----- Available records

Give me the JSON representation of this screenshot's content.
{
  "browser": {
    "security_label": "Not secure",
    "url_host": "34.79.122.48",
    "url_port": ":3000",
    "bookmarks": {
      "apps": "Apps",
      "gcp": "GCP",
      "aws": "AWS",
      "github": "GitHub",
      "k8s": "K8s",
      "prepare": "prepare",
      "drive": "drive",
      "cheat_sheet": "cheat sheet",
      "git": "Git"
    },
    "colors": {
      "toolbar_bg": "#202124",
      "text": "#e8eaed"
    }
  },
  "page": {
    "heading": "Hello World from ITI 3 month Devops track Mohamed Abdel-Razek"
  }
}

----------

■ Exercise
Using the exact wording, write out all of the records.

■ Result
Give me the JSON representation of this screenshot's content.
{
  "browser": {
    "security_label": "Not secure",
    "url_host": "34.79.122.48",
    "url_port": ":3000",
    "bookmarks": {
      "apps": "Apps",
      "gcp": "GCP",
      "aws": "AWS",
      "github": "GitHub",
      "k8s": "K8s",
      "prepare": "prepare",
      "drive": "drive",
      "cheat_sheet": "cheat sheet",
      "git": "Git"
    },
    "colors": {
      "toolbar_bg": "#202124",
      "text": "#e8eaed"
    }
  },
  "page": {
    "heading": "Hello World from ITI 3 month Devops track Mohamed Abdel-Razek"
  }
}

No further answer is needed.